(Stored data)
#####
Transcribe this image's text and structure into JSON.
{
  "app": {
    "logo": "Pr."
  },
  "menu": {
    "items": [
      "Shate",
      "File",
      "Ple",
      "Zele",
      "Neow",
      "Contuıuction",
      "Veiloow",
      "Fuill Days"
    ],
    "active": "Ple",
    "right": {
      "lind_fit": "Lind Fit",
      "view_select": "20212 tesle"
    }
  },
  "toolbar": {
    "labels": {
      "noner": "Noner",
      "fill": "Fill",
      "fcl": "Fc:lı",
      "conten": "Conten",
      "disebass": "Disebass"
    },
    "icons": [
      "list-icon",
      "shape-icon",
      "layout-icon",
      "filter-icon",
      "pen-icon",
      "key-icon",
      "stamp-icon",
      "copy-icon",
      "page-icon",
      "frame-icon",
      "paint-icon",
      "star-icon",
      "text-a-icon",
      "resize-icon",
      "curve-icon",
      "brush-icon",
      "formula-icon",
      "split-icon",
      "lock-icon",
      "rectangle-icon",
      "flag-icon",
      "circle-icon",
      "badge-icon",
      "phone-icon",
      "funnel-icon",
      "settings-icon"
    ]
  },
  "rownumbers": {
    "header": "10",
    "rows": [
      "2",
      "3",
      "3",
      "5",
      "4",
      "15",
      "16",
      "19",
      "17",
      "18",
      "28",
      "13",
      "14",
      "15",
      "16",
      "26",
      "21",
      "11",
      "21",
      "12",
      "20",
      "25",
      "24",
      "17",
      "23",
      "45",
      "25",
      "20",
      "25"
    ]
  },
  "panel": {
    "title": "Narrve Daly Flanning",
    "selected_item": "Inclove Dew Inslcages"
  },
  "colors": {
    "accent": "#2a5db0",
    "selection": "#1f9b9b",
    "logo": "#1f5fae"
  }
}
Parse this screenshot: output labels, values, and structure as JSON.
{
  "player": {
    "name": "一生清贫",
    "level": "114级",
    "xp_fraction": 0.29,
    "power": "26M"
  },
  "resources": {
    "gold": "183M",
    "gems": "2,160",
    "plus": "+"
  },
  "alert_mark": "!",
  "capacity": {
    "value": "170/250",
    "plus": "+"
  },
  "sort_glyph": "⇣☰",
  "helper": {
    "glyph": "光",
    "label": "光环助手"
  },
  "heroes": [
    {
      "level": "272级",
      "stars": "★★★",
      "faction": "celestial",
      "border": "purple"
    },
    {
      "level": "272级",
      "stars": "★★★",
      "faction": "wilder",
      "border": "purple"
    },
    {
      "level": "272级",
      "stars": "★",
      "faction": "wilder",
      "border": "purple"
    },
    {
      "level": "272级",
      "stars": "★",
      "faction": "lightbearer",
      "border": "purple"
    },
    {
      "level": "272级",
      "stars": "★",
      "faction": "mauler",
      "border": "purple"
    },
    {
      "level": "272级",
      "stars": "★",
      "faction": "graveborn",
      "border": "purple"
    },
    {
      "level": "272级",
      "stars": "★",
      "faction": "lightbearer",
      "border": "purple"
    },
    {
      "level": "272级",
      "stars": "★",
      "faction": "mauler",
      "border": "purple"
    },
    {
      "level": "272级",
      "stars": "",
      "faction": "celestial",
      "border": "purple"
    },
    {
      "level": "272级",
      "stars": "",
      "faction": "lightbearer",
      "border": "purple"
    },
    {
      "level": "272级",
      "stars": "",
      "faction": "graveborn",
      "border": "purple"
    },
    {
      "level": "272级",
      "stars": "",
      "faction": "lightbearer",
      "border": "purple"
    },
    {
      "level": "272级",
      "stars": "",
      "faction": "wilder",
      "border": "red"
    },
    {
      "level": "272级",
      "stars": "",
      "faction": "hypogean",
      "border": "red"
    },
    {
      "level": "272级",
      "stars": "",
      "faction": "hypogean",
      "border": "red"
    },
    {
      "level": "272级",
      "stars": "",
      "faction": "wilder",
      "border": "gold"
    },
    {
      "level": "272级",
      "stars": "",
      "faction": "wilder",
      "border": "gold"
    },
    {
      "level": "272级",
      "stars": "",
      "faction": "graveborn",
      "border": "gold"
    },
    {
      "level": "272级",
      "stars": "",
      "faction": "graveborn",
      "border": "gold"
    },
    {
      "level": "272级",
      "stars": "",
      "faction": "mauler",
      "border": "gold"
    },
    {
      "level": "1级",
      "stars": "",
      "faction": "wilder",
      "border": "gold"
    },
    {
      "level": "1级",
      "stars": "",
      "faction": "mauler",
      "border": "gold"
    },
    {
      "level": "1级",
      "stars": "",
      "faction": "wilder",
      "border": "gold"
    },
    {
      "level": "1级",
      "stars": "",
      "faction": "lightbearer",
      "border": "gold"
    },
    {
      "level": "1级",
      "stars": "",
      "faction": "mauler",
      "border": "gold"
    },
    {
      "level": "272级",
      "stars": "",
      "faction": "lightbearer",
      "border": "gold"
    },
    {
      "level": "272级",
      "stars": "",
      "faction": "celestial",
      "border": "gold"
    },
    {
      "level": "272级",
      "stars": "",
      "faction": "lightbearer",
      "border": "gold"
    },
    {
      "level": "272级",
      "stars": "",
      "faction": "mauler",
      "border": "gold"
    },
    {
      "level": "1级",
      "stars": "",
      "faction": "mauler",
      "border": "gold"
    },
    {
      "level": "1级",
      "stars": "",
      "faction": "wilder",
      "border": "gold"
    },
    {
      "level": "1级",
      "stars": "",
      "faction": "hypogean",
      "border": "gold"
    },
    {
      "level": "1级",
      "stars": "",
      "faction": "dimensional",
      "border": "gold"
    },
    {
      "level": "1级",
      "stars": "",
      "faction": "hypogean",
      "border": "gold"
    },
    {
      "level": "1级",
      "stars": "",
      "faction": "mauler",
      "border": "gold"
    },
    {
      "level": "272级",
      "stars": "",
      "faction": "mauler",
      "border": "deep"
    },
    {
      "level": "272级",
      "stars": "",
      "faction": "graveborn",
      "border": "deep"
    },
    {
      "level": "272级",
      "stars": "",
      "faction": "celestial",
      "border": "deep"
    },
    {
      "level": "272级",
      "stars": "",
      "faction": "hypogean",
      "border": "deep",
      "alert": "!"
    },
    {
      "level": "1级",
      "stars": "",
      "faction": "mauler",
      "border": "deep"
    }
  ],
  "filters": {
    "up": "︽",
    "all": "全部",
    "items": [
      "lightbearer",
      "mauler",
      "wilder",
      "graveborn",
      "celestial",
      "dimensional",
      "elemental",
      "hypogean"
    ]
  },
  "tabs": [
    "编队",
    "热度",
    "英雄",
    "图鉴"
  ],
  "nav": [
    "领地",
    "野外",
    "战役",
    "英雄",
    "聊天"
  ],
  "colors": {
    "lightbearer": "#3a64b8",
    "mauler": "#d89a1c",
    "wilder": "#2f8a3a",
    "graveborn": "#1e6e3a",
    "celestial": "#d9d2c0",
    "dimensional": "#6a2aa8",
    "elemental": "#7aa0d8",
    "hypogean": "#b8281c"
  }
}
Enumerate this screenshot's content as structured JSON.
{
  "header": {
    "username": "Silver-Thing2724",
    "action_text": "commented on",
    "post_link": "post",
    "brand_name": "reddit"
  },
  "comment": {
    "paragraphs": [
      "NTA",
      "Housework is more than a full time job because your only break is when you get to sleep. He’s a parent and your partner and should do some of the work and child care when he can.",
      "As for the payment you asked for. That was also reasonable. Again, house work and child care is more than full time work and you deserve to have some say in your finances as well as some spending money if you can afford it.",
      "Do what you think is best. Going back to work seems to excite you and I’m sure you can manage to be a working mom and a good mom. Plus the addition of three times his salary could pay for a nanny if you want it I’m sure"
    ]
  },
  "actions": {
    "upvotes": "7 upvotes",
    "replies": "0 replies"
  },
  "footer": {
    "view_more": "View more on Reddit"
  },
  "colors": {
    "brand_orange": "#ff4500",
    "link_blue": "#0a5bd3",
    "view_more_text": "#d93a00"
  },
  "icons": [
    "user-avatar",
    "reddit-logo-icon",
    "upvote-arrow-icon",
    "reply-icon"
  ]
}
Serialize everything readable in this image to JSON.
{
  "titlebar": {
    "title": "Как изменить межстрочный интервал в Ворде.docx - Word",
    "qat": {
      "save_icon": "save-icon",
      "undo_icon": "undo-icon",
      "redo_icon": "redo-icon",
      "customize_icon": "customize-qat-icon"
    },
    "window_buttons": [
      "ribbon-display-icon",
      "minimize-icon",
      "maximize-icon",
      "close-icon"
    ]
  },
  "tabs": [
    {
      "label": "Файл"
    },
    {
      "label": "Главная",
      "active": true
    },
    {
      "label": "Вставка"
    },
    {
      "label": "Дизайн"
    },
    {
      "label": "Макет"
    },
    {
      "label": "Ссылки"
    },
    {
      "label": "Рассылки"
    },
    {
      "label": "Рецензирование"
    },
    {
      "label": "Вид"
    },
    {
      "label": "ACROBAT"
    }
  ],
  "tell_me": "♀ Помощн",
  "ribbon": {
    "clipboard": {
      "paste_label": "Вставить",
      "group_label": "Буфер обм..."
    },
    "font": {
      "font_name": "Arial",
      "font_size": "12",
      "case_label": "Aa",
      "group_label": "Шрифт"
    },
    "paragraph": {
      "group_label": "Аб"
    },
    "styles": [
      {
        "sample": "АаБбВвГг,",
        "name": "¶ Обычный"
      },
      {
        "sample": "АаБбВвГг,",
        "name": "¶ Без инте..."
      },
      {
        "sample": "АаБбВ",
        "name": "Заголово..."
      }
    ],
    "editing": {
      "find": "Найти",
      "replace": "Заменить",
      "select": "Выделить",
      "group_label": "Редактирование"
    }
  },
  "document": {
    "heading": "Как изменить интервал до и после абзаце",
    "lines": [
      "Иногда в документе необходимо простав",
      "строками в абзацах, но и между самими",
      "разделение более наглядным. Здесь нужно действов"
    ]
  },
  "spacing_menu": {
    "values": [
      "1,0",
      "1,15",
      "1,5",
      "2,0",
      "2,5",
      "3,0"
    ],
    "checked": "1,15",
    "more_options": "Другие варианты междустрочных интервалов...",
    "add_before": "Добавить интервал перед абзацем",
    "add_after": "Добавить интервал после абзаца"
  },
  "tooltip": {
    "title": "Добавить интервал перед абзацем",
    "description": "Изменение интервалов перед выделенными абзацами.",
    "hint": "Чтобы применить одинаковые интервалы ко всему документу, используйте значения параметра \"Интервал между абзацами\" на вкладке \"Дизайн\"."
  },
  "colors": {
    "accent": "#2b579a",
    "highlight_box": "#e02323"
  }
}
#####
**EXERCISE**
State how many lines of the listing include the word "screenshot". Reply with the number alone.

**RESULT BELOW**
2